Stored entries
- - - - - - -

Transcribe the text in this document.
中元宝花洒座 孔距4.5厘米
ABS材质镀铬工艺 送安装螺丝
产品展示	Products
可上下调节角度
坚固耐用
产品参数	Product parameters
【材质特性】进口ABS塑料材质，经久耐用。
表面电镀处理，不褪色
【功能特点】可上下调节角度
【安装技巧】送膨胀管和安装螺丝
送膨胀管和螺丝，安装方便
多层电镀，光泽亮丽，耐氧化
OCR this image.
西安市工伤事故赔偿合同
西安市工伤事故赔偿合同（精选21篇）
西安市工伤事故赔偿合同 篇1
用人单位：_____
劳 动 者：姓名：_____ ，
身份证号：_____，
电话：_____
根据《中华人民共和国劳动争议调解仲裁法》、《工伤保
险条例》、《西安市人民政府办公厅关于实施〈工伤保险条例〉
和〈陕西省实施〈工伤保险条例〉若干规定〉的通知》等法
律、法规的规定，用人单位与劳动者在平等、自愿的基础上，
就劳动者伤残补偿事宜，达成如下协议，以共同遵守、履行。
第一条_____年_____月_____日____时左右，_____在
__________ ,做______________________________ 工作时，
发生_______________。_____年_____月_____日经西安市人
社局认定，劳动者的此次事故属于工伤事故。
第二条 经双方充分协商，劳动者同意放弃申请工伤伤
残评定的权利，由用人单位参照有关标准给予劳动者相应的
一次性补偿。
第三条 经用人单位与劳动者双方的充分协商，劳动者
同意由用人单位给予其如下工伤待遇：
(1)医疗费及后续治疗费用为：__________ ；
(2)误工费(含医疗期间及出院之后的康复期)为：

- - - - - - -

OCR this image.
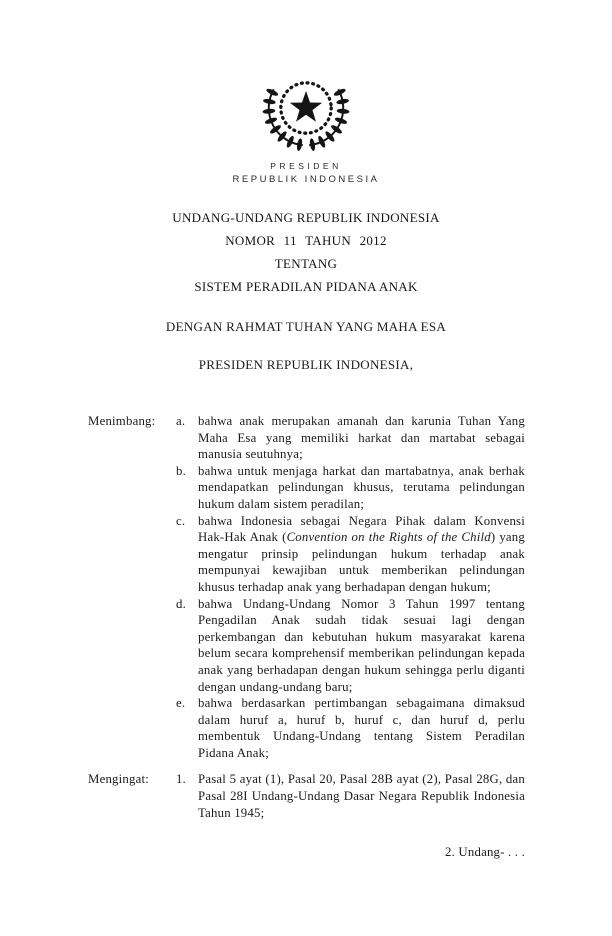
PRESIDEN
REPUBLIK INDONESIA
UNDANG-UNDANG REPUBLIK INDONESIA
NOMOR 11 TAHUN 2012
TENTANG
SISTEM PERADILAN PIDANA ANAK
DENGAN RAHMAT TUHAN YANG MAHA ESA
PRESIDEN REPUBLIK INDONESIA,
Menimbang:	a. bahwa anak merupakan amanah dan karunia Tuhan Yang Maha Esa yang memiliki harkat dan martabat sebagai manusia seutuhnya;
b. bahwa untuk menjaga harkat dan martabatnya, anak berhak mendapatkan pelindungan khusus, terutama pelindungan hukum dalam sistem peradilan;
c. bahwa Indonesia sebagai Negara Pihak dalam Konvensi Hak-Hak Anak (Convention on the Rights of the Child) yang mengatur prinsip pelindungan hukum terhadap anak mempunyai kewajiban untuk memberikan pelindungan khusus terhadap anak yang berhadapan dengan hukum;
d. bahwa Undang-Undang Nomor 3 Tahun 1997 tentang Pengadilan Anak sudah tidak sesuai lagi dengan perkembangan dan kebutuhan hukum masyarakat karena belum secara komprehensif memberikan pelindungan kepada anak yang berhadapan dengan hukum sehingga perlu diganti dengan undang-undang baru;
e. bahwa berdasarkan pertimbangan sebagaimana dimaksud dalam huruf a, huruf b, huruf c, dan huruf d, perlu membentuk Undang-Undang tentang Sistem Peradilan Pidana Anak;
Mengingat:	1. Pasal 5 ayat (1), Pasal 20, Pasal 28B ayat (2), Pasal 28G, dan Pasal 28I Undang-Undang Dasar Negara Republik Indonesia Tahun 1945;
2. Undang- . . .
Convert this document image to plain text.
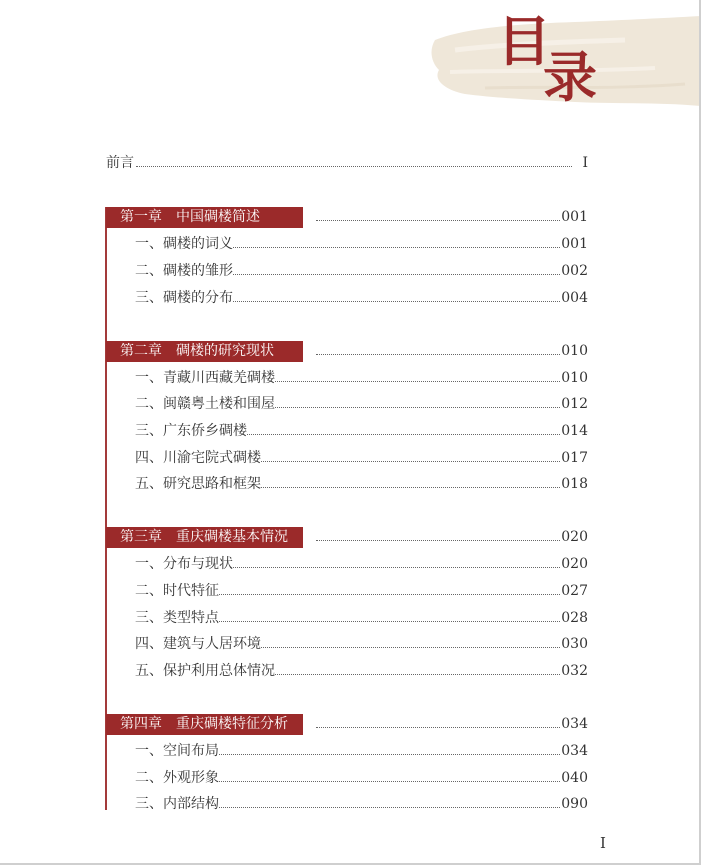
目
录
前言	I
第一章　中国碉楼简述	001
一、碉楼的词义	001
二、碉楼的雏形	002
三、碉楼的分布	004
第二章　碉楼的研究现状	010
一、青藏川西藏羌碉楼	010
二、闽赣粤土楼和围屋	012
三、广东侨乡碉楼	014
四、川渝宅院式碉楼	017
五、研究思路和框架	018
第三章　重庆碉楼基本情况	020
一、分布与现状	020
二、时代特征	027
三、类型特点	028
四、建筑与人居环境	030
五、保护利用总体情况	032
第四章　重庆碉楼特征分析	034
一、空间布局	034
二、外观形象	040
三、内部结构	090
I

- - - - - - -

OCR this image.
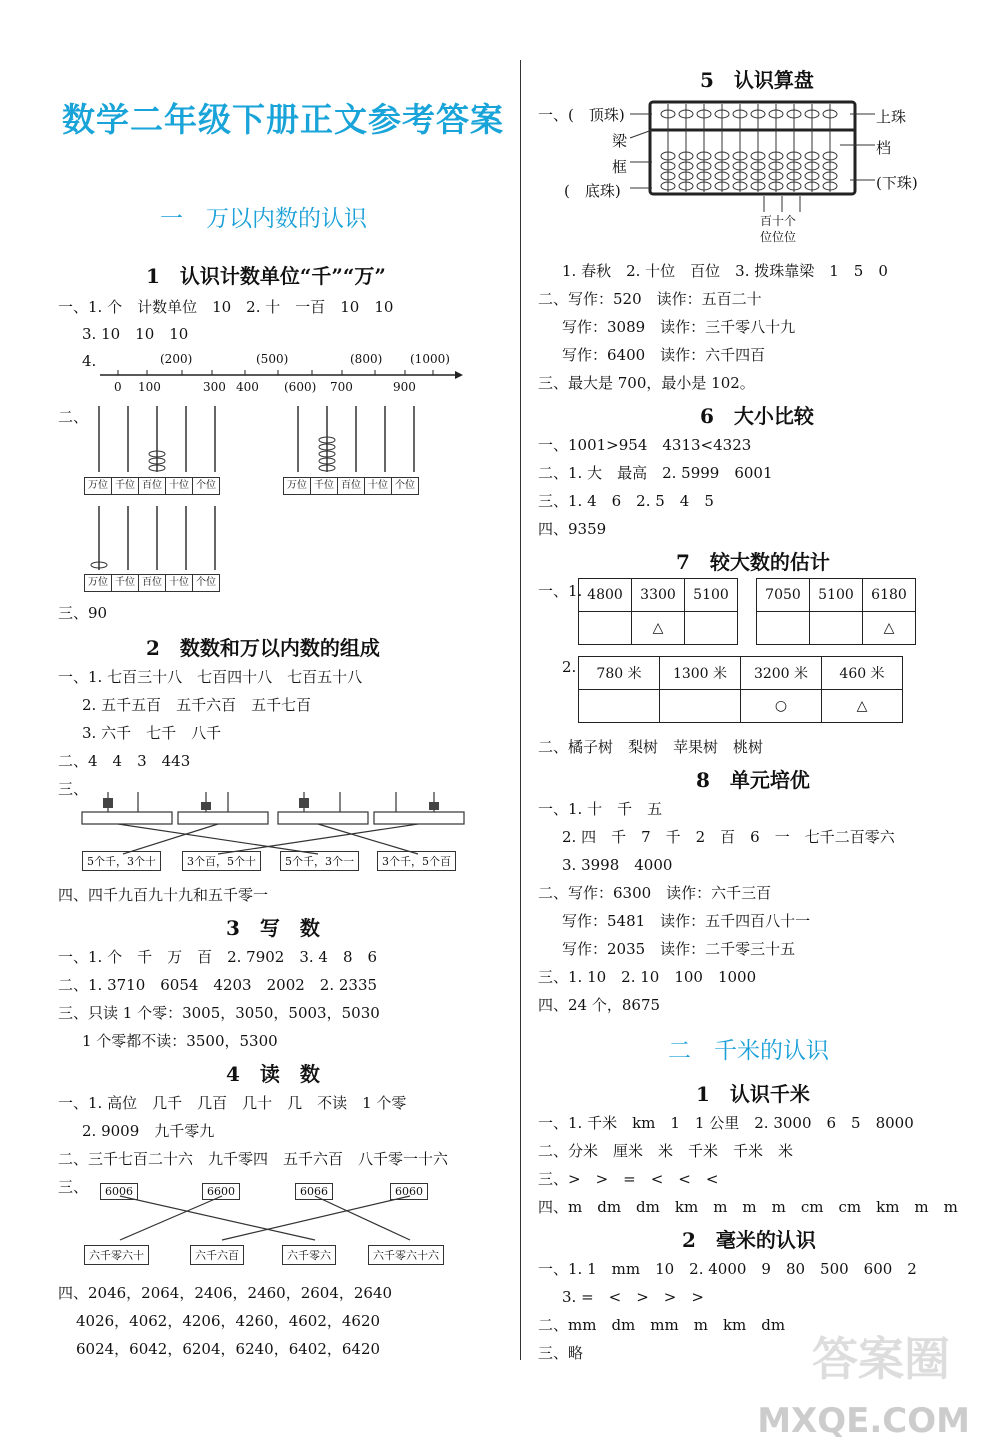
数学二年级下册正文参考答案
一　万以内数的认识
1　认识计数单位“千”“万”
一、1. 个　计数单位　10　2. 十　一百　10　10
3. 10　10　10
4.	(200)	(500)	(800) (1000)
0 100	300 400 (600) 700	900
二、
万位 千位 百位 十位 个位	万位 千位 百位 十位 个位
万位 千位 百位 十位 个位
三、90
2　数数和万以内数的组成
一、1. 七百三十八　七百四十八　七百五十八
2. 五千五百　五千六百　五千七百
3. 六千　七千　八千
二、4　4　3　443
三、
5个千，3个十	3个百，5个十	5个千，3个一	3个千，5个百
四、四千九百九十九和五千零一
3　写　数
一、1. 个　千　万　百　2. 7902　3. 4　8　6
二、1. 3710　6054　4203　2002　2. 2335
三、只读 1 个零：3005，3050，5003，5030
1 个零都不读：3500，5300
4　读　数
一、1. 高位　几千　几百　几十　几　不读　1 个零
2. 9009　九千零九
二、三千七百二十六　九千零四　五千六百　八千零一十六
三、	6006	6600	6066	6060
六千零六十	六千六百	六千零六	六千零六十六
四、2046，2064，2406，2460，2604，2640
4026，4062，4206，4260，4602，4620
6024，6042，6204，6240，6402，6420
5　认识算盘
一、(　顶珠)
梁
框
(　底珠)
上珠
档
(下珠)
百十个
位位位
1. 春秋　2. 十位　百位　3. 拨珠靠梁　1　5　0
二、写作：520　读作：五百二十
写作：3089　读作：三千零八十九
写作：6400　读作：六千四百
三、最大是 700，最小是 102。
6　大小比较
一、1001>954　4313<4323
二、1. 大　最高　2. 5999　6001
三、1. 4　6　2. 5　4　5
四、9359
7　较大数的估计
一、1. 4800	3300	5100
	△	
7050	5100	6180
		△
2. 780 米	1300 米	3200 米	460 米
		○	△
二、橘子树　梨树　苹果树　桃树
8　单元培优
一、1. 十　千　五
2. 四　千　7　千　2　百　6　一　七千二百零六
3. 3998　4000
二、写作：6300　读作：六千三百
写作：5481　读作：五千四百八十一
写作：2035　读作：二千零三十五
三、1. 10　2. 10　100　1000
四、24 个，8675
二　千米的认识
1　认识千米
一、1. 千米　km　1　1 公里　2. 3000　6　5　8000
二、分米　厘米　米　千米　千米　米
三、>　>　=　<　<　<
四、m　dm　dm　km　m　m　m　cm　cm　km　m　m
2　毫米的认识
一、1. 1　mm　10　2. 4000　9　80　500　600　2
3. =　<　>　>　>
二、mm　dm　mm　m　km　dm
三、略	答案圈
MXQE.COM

- - - - - - -

§ **Work instructions**
In the entries above, find the lines containing the word "Negara" and say how many there are, with no other words.

§ **Result**
2